Begin

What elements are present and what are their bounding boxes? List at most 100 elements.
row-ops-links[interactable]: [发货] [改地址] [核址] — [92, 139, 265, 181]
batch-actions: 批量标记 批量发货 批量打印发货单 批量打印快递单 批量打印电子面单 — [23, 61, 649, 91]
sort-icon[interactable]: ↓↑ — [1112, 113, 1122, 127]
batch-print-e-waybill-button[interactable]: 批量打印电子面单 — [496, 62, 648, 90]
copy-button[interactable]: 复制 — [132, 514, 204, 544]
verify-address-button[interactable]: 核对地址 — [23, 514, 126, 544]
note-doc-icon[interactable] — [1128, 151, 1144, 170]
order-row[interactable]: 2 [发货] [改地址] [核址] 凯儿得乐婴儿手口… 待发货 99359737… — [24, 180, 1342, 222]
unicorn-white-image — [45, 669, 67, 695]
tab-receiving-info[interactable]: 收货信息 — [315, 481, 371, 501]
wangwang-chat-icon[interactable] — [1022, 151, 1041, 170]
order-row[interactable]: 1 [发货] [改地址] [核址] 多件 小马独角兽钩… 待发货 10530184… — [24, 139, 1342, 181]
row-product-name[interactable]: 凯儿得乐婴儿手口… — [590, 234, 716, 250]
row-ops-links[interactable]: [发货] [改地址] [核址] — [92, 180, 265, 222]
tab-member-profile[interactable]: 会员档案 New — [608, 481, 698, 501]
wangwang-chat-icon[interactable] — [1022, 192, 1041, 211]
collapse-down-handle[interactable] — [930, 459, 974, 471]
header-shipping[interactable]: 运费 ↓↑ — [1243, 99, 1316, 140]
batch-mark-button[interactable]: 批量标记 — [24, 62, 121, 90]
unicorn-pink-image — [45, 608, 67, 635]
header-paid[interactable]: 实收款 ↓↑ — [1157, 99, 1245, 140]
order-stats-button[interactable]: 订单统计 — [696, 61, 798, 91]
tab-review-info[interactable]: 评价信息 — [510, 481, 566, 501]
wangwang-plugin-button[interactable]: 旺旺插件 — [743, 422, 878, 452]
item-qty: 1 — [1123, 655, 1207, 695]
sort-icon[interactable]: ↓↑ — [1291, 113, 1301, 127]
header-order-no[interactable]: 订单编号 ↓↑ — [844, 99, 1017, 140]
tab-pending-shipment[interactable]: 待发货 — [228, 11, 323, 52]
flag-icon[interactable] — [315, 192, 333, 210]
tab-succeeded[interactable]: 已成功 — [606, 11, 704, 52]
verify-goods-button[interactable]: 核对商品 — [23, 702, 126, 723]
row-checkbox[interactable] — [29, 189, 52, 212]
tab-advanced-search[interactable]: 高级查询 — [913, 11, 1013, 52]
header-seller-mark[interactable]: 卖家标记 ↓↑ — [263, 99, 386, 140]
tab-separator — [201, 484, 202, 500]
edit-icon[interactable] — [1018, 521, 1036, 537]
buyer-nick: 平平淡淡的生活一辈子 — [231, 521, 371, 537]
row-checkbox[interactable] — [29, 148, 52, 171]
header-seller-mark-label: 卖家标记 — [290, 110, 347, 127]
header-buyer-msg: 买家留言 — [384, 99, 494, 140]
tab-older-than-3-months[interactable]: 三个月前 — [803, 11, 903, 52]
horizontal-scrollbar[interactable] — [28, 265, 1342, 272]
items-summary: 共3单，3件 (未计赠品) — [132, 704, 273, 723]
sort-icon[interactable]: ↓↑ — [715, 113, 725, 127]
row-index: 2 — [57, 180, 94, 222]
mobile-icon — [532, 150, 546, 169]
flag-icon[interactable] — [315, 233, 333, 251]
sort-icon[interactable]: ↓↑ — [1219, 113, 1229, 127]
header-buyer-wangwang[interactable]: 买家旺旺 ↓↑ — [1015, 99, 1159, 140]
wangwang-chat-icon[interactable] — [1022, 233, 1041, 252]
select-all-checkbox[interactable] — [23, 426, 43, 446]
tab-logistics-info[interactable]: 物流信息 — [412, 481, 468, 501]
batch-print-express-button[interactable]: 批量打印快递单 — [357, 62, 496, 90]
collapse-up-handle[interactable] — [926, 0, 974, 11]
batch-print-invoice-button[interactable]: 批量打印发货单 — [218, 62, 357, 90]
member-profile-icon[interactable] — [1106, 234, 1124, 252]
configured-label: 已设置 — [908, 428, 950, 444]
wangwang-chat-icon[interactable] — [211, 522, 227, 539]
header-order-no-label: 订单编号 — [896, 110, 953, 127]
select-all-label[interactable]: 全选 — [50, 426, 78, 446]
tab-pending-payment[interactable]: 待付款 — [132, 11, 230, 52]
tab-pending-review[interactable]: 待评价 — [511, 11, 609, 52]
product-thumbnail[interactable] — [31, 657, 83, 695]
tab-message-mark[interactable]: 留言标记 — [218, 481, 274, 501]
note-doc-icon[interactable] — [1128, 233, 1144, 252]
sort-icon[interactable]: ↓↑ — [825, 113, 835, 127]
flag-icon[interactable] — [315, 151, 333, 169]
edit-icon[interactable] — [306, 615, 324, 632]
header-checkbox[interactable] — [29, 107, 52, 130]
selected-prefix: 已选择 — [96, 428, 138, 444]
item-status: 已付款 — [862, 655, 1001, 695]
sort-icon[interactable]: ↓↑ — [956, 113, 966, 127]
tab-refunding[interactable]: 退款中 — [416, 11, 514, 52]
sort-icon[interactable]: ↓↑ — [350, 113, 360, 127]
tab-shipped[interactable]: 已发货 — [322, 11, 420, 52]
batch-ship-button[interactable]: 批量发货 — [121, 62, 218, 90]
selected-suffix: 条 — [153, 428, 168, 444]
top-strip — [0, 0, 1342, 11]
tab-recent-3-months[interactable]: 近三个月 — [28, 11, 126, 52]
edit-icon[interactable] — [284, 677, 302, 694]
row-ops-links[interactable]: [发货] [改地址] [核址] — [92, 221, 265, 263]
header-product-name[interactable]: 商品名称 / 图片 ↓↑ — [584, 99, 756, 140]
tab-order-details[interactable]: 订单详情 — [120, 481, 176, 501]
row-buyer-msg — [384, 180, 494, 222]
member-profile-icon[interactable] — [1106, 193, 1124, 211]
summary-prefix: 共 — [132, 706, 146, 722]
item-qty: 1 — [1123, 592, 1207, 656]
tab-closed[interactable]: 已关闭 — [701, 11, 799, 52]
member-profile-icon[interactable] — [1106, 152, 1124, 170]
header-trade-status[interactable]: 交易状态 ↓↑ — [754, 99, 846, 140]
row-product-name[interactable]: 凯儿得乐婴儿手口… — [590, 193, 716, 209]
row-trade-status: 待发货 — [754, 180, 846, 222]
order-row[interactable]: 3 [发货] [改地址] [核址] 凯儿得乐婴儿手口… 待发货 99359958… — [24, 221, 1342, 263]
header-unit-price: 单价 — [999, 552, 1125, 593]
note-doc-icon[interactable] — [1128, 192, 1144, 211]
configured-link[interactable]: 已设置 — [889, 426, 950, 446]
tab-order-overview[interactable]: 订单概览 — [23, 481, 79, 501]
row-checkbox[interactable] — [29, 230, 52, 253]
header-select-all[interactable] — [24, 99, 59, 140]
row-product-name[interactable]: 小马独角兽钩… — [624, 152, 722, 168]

End

__EXERCISE INSTRUCTIONS__.
How many lines of the data above contain the string "links"? Give only the number.

__TASK OUTPUT__.
3